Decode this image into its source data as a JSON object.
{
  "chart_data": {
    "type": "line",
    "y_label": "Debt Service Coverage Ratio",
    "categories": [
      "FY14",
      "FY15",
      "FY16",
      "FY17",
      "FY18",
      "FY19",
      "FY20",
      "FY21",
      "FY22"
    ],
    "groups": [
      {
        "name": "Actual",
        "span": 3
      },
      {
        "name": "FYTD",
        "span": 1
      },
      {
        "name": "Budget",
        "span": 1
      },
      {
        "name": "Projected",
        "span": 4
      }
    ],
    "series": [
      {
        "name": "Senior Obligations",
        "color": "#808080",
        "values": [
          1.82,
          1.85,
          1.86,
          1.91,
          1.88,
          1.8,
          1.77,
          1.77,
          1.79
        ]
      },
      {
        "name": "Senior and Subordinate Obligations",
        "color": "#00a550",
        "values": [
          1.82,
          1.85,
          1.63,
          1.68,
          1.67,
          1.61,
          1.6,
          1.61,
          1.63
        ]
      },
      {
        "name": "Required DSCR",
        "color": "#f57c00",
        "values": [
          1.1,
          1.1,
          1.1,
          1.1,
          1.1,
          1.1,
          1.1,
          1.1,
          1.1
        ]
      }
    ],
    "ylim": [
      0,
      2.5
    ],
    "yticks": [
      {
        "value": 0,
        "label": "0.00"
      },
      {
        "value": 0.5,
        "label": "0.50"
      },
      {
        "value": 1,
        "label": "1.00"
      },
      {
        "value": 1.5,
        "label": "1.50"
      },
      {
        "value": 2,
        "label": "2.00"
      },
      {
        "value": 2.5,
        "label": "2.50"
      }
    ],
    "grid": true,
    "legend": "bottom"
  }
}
━━━━━━━━━━━━━━━━
Work to be completed: From the listing above, return each line with the word "Senior".

Full output:
        "name": "Senior Obligations",
        "name": "Senior and Subordinate Obligations",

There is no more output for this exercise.